- Stored data
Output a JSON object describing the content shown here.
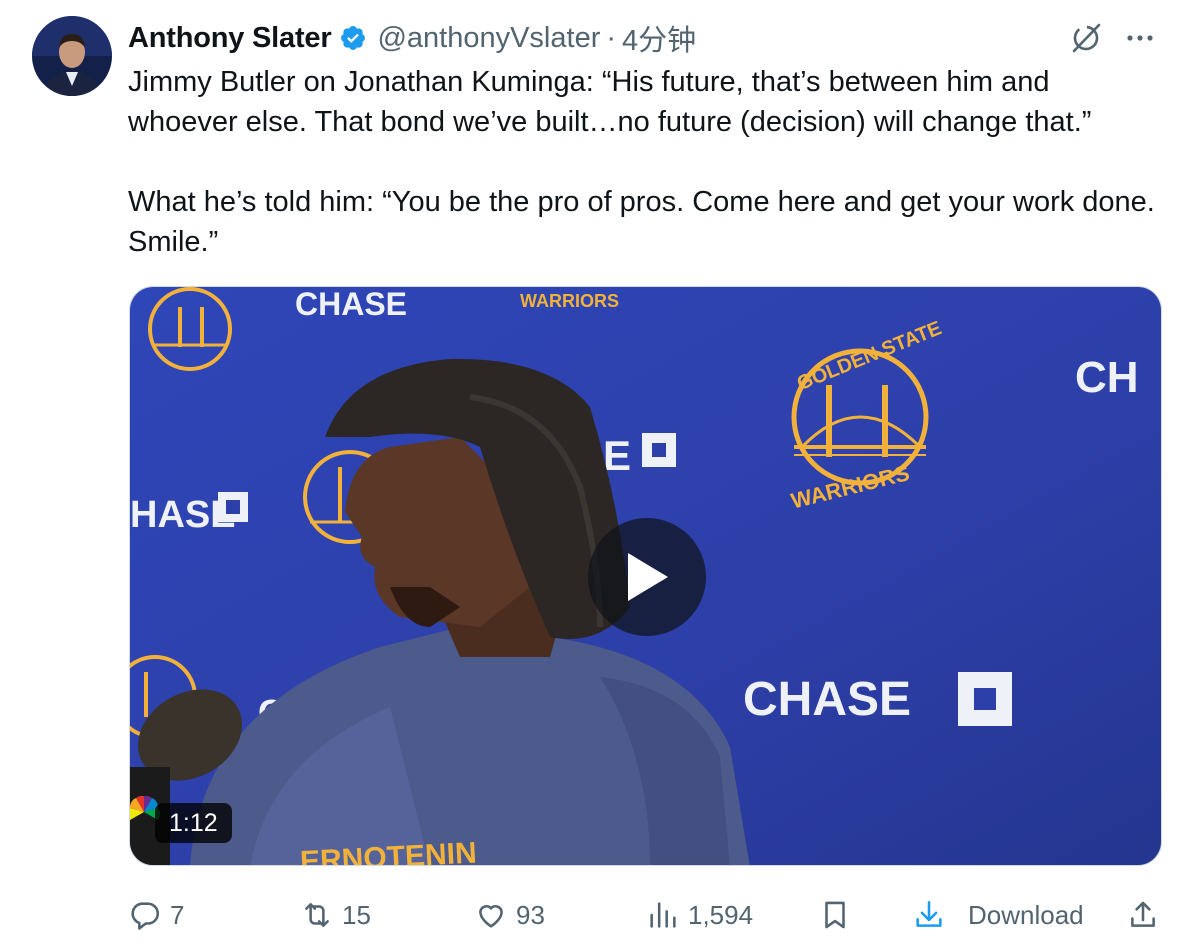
{
  "tweet": {
    "author_name": "Anthony Slater",
    "handle": "@anthonyVslater",
    "separator": "·",
    "time": "4分钟",
    "paragraphs": [
      "Jimmy Butler on Jonathan Kuminga: “His future, that’s between him and whoever else. That bond we’ve built…no future (decision) will change that.”",
      "What he’s told him: “You be the pro of pros. Come here and get your work done. Smile.”"
    ]
  },
  "media": {
    "duration": "1:12",
    "backdrop_text": {
      "chase": "CHASE",
      "chase_partial_1": "CHASE",
      "chase_partial_2": "CH",
      "chase_partial_3": "SE",
      "chase_partial_4": "HASE",
      "chase_partial_5": "CI",
      "golden_state": "GOLDEN STATE",
      "warriors": "WARRIORS",
      "shirt_text": "ERNOTENIN"
    },
    "colors": {
      "backdrop_blue": "#2d3fa8",
      "warriors_gold": "#f2b23a",
      "sweatshirt": "#4d5a8c",
      "play_overlay": "#0f1419"
    }
  },
  "actions": {
    "reply": {
      "count": "7",
      "icon": "reply-icon"
    },
    "repost": {
      "count": "15",
      "icon": "repost-icon"
    },
    "like": {
      "count": "93",
      "icon": "heart-icon"
    },
    "views": {
      "count": "1,594",
      "icon": "bar-chart-icon"
    },
    "bookmark": {
      "icon": "bookmark-icon"
    },
    "download": {
      "label": "Download",
      "icon": "download-icon",
      "color": "#1d9bf0"
    },
    "share": {
      "icon": "share-icon"
    }
  },
  "colors": {
    "text_primary": "#0f1419",
    "text_secondary": "#536471",
    "verified_blue": "#1d9bf0"
  }
}
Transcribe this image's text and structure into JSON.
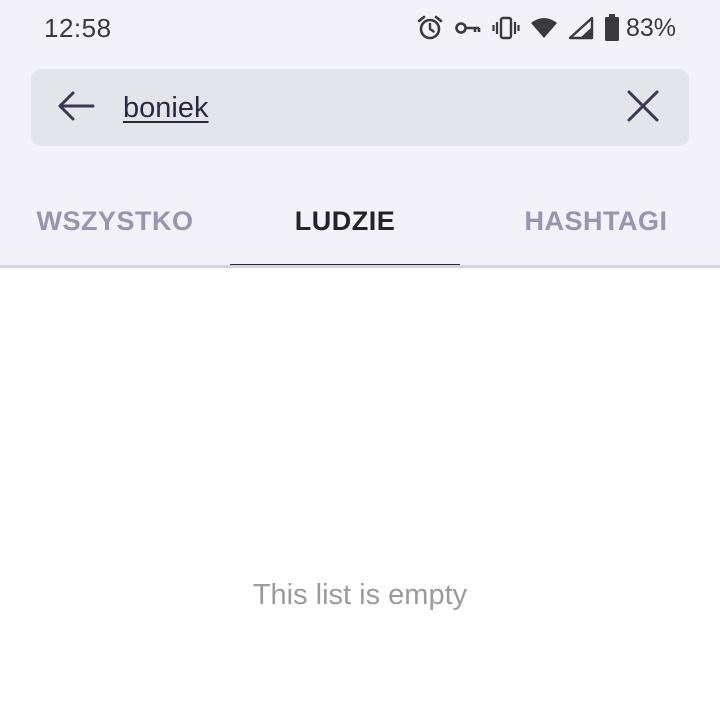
{
  "status_bar": {
    "time": "12:58",
    "battery_percent": "83%",
    "icons": [
      "alarm-icon",
      "vpn-key-icon",
      "vibrate-icon",
      "wifi-icon",
      "cell-signal-icon",
      "battery-icon"
    ]
  },
  "search": {
    "query": "boniek",
    "back_icon": "arrow-left-icon",
    "clear_icon": "close-icon"
  },
  "tabs": [
    {
      "label": "WSZYSTKO",
      "active": false
    },
    {
      "label": "LUDZIE",
      "active": true
    },
    {
      "label": "HASHTAGI",
      "active": false
    }
  ],
  "results": {
    "empty_message": "This list is empty"
  },
  "colors": {
    "header_bg": "#f2f2f8",
    "search_bg": "#e4e5eb",
    "tab_inactive": "#9a94b2",
    "tab_active": "#24222e",
    "indicator": "#28263a",
    "empty_text": "#9b9b9b"
  }
}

- WHAT NEEDS TO BE DONE
Using the data above, print every line exactly, omitting pictures.

- EXERCISE SOLUTION
Output a JSON object describing the content shown here.
{
  "tweet": {
    "author_name": "Anthony Slater",
    "handle": "@anthonyVslater",
    "separator": "·",
    "time": "4分钟",
    "paragraphs": [
      "Jimmy Butler on Jonathan Kuminga: “His future, that’s between him and whoever else. That bond we’ve built…no future (decision) will change that.”",
      "What he’s told him: “You be the pro of pros. Come here and get your work done. Smile.”"
    ]
  },
  "media": {
    "duration": "1:12",
    "backdrop_text": {
      "chase": "CHASE",
      "chase_partial_1": "CHASE",
      "chase_partial_2": "CH",
      "chase_partial_3": "SE",
      "chase_partial_4": "HASE",
      "chase_partial_5": "CI",
      "golden_state": "GOLDEN STATE",
      "warriors": "WARRIORS",
      "shirt_text": "ERNOTENIN"
    },
    "colors": {
      "backdrop_blue": "#2d3fa8",
      "warriors_gold": "#f2b23a",
      "sweatshirt": "#4d5a8c",
      "play_overlay": "#0f1419"
    }
  },
  "actions": {
    "reply": {
      "count": "7",
      "icon": "reply-icon"
    },
    "repost": {
      "count": "15",
      "icon": "repost-icon"
    },
    "like": {
      "count": "93",
      "icon": "heart-icon"
    },
    "views": {
      "count": "1,594",
      "icon": "bar-chart-icon"
    },
    "bookmark": {
      "icon": "bookmark-icon"
    },
    "download": {
      "label": "Download",
      "icon": "download-icon",
      "color": "#1d9bf0"
    },
    "share": {
      "icon": "share-icon"
    }
  },
  "colors": {
    "text_primary": "#0f1419",
    "text_secondary": "#536471",
    "verified_blue": "#1d9bf0"
  }
}
Transcribe this image's text and structure into JSON.
{
  "status_bar": {
    "time": "12:58",
    "battery_percent": "83%",
    "icons": [
      "alarm-icon",
      "vpn-key-icon",
      "vibrate-icon",
      "wifi-icon",
      "cell-signal-icon",
      "battery-icon"
    ]
  },
  "search": {
    "query": "boniek",
    "back_icon": "arrow-left-icon",
    "clear_icon": "close-icon"
  },
  "tabs": [
    {
      "label": "WSZYSTKO",
      "active": false
    },
    {
      "label": "LUDZIE",
      "active": true
    },
    {
      "label": "HASHTAGI",
      "active": false
    }
  ],
  "results": {
    "empty_message": "This list is empty"
  },
  "colors": {
    "header_bg": "#f2f2f8",
    "search_bg": "#e4e5eb",
    "tab_inactive": "#9a94b2",
    "tab_active": "#24222e",
    "indicator": "#28263a",
    "empty_text": "#9b9b9b"
  }
}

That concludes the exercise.